Required task:
Lines containing "quartiles" are to be counted. Give the number and nothing more.

## BEGIN

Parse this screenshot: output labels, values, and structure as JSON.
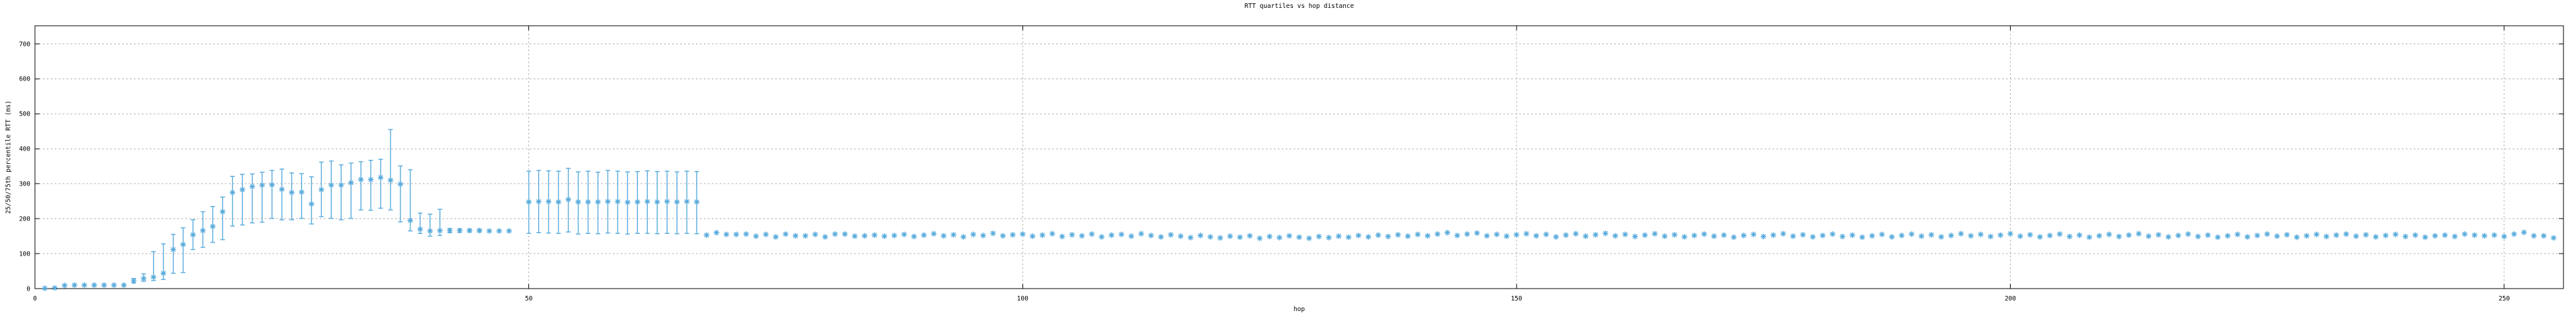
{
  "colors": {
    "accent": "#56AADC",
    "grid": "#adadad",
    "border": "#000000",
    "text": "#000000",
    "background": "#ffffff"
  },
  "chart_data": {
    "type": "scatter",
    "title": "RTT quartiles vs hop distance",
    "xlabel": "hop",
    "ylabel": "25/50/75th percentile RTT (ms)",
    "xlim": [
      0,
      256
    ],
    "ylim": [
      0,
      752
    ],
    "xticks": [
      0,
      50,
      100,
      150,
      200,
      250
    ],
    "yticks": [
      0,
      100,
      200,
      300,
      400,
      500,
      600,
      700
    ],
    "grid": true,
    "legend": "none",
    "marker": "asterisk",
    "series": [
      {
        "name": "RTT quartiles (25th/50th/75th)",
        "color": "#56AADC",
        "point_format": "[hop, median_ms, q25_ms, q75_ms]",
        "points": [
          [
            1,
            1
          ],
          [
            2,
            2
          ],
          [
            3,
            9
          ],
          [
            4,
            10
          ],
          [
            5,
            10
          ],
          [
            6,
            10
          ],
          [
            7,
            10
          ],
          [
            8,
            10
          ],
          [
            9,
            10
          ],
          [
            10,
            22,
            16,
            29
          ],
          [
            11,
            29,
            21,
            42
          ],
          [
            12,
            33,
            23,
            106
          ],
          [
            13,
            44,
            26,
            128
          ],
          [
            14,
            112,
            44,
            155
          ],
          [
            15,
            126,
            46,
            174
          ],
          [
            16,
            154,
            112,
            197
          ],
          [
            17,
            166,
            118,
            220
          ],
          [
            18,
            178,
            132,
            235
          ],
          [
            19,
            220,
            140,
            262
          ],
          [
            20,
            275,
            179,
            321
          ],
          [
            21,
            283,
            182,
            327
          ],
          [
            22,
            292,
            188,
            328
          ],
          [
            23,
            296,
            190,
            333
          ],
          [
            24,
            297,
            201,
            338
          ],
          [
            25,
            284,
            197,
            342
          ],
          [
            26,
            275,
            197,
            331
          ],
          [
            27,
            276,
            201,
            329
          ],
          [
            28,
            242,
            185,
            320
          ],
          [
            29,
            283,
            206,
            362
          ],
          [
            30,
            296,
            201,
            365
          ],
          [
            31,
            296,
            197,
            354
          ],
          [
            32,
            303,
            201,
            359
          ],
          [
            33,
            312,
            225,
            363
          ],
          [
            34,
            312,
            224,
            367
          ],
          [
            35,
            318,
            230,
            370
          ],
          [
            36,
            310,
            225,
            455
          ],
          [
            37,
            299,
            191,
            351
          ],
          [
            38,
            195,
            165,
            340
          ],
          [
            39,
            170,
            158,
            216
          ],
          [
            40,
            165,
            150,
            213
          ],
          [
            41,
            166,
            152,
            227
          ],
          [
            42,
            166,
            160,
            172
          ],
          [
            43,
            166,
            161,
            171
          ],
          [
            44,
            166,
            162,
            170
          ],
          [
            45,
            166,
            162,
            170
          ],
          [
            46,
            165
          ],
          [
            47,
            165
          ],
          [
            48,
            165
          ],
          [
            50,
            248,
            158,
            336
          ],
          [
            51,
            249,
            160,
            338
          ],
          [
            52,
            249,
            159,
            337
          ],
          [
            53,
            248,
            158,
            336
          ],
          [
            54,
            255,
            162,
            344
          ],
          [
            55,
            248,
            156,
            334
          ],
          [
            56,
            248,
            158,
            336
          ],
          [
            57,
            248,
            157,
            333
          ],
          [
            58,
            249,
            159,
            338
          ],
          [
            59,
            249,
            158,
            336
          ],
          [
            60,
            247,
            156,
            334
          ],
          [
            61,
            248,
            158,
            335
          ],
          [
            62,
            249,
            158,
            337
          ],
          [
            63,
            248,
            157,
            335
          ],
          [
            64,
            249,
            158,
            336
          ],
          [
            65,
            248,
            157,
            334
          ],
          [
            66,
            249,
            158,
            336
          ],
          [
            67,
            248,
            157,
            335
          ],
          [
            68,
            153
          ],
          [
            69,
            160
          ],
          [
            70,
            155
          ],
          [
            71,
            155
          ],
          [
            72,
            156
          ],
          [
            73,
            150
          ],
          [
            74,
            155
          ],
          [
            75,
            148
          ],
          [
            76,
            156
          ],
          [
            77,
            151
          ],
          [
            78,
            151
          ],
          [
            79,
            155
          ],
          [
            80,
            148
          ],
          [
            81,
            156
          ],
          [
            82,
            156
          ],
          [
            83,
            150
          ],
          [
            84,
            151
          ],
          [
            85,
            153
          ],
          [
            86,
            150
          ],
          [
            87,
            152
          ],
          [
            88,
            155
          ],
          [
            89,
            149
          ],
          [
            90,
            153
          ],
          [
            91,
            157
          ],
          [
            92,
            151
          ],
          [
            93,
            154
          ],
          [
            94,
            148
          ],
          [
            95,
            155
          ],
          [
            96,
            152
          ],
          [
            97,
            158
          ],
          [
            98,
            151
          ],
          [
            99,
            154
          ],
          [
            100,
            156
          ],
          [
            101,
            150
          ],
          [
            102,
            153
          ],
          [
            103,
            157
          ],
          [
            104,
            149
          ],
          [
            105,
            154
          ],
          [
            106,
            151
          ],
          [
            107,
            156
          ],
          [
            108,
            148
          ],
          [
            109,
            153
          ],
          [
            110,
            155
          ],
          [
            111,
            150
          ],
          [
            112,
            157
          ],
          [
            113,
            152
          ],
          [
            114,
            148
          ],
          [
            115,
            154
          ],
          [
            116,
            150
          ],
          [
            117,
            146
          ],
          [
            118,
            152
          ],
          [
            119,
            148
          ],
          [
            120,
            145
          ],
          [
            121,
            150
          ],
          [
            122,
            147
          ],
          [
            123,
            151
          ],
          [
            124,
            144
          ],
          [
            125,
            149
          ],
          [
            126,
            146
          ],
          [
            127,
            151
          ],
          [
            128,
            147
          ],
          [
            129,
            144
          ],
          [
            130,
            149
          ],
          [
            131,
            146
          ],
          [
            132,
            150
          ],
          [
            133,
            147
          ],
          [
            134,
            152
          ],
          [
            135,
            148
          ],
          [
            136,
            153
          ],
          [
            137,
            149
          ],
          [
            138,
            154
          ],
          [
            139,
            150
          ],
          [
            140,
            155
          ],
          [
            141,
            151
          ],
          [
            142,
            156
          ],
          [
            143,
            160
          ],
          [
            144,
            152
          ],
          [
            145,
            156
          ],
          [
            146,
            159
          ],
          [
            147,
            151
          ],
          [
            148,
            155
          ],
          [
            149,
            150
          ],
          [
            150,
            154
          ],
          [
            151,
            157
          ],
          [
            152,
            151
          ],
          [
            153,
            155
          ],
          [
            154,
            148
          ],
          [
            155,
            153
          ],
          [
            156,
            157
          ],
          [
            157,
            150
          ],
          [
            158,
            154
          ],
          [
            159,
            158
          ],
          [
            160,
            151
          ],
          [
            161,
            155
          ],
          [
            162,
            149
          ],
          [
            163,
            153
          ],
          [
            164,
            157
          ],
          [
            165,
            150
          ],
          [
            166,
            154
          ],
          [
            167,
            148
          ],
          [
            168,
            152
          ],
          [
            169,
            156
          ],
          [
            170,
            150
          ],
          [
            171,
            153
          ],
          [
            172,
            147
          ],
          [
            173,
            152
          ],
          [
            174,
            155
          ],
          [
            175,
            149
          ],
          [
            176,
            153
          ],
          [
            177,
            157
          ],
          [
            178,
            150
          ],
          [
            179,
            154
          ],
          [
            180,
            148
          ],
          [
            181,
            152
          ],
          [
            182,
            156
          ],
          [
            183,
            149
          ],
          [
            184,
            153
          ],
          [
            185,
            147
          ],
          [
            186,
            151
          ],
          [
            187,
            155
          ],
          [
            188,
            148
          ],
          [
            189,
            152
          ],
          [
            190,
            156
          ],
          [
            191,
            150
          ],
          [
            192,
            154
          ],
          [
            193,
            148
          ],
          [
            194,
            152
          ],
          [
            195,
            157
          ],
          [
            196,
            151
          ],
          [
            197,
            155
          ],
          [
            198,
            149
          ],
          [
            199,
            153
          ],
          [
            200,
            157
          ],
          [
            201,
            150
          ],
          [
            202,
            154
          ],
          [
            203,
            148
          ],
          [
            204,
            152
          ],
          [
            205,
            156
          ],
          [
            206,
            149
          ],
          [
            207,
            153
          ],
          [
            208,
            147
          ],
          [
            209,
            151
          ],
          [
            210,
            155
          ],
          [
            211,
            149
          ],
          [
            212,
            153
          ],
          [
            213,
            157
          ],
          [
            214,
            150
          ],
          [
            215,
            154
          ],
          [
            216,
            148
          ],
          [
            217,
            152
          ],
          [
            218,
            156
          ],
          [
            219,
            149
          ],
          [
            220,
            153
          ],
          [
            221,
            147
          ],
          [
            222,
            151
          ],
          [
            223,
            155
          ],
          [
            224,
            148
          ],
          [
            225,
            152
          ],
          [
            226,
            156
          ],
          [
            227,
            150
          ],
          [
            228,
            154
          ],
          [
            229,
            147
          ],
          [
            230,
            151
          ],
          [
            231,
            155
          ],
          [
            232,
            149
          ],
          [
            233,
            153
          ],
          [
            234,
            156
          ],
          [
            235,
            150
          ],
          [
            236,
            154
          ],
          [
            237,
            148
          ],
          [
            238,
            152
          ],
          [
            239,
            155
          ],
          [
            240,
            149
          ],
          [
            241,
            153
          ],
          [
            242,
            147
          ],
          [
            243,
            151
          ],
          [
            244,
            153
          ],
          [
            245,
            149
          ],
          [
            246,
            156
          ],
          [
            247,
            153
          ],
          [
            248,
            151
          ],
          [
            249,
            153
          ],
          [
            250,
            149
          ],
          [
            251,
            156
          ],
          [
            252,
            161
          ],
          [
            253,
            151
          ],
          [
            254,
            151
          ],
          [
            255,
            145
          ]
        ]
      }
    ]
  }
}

## END

Expected answer:
2